- TRECHO DO DOCUMENTO
"""

Com isto, poderíamos resgatar a dignidade dos profissionais e diminuir rapidamente o uso irregular de produtos em culturas que não constam nas bulas. Alguém poderia dizer que seria uma insensatez, pois não temos os indicadores de Limites Máximos de Resíduos para um sem número de pequenas culturas. Ora, volto a lembrar da espada chamada responsabilidade que sempre paira sobre esses profissionais; eles não saem a dar recomendações sem que tenham aprendido em institutos de pesquisas, seminários, congressos, etc. No caso dos Limites de Resíduos nas pequenas culturas para esse ou aquele ingrediente ativo, essa nova postura legislativa levaria os profissionais a promover uma corrida às entidades de ensino e pesquisa para que os testes necessários fossem realizados. Sindicatos e Associações de agricultores estariam ombreados aos profissionais para alcançarem rapidamente este conhecimento.
No médio/longo prazo precisamos desvincular a Receita do ato da compra, como consta na lei 7802/1989 e adotar uma obrigação mais construtiva para a sociedade, pensando em alimentos saudáveis e meio ambiente limpo. Recorro como fonte de inspiração à Decisão 273/2012 da Câmara Especializada de Agronomia do CREA-SP, que estabeleceu parâmetros para exigir Responsável Técnico em propriedades rurais, de acordo com uma tabela de Potencial de Dano. Os parâmetros levam em conta principalmente a área física da atividade (classificadas em pequena, média e grande) e o destino da produção (in natura ou não). Com isso foram definidos 3 níveis de Potencial Poluidor (pequeno, médio e alto). Ao cruzar o Porte da Atividade com o Potencial Poluidor foram estabelecidas 6 Classes que permitem uma decisão mais técnica sobre a exigência de um Responsável Técnico em determinada propriedade rural.

"""

Por favor, redigite sem nenhuma alteração a parte do trecho sobre a receita agronômica que começa nas palavras "No médio/longo prazo" e termina logo após "determinada propriedade rural.". Os registros não têm nenhuma função nesta tarefa.

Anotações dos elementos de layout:
"""

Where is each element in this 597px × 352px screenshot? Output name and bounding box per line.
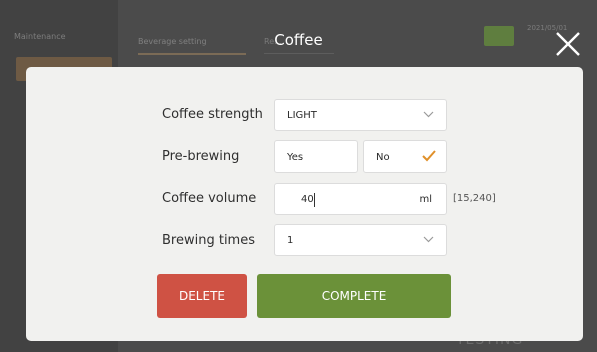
- pre-brewing-yes-label: Yes: [287, 152, 304, 163]
- close-icon: [556, 32, 580, 56]
- pre-brewing-yes-option[interactable]: Yes: [274, 140, 358, 173]
- chevron-down-icon: [423, 111, 434, 118]
- delete-button[interactable]: DELETE: [157, 274, 247, 318]
- background-tab-underline: [138, 53, 246, 55]
- brewing-times-label: Brewing times: [162, 233, 255, 248]
- coffee-volume-range: [15,240]: [453, 193, 496, 204]
- coffee-volume-input[interactable]: 40 ml: [274, 183, 447, 215]
- coffee-strength-value: LIGHT: [287, 110, 317, 121]
- pre-brewing-no-label: No: [376, 152, 390, 163]
- coffee-strength-label: Coffee strength: [162, 107, 263, 122]
- checkmark-icon: [422, 150, 436, 162]
- dialog-title: Coffee: [274, 31, 323, 49]
- close-button[interactable]: [551, 27, 585, 61]
- coffee-strength-select[interactable]: LIGHT: [274, 99, 447, 131]
- pre-brewing-no-option[interactable]: No: [363, 140, 447, 173]
- pre-brewing-label: Pre-brewing: [162, 149, 240, 164]
- background-tab-second-underline: [264, 53, 334, 54]
- brewing-times-value: 1: [287, 235, 294, 246]
- coffee-volume-label: Coffee volume: [162, 191, 257, 206]
- coffee-volume-unit: ml: [419, 194, 432, 205]
- chevron-down-icon: [423, 236, 434, 243]
- coffee-volume-value: 40: [301, 194, 314, 205]
- text-cursor: [314, 193, 315, 207]
- brewing-times-select[interactable]: 1: [274, 224, 447, 256]
- complete-button[interactable]: COMPLETE: [257, 274, 451, 318]
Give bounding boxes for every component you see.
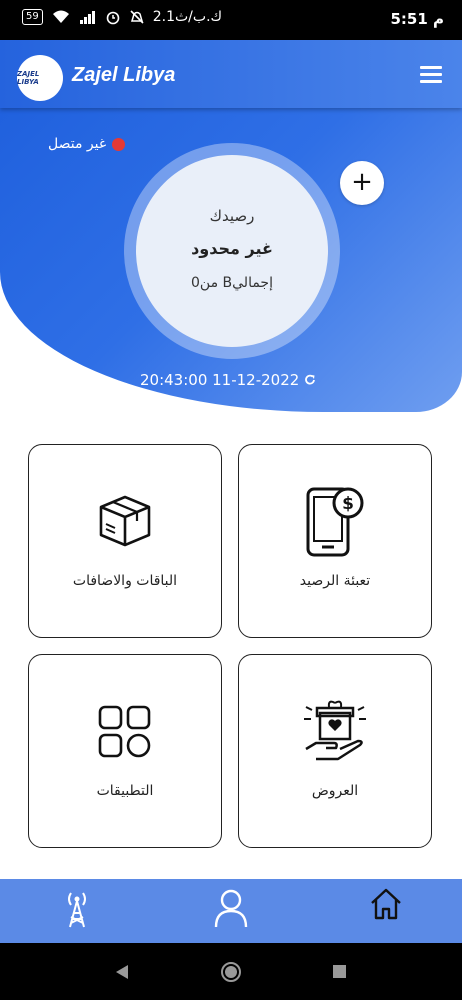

"""

- SOLUÇÃO DO PROBLEMA
No médio/longo prazo precisamos desvincular a Receita do ato da compra, como consta na lei 7802/1989 e adotar uma obrigação mais construtiva para a sociedade, pensando em alimentos saudáveis e meio ambiente limpo. Recorro como fonte de inspiração à Decisão 273/2012 da Câmara Especializada de Agronomia do CREA-SP, que estabeleceu parâmetros para exigir Responsável Técnico em propriedades rurais, de acordo com uma tabela de Potencial de Dano. Os parâmetros levam em conta principalmente a área física da atividade (classificadas em pequena, média e grande) e o destino da produção (in natura ou não). Com isso foram definidos 3 níveis de Potencial Poluidor (pequeno, médio e alto). Ao cruzar o Porte da Atividade com o Potencial Poluidor foram estabelecidas 6 Classes que permitem uma decisão mais técnica sobre a exigência de um Responsável Técnico em determinada propriedade rural.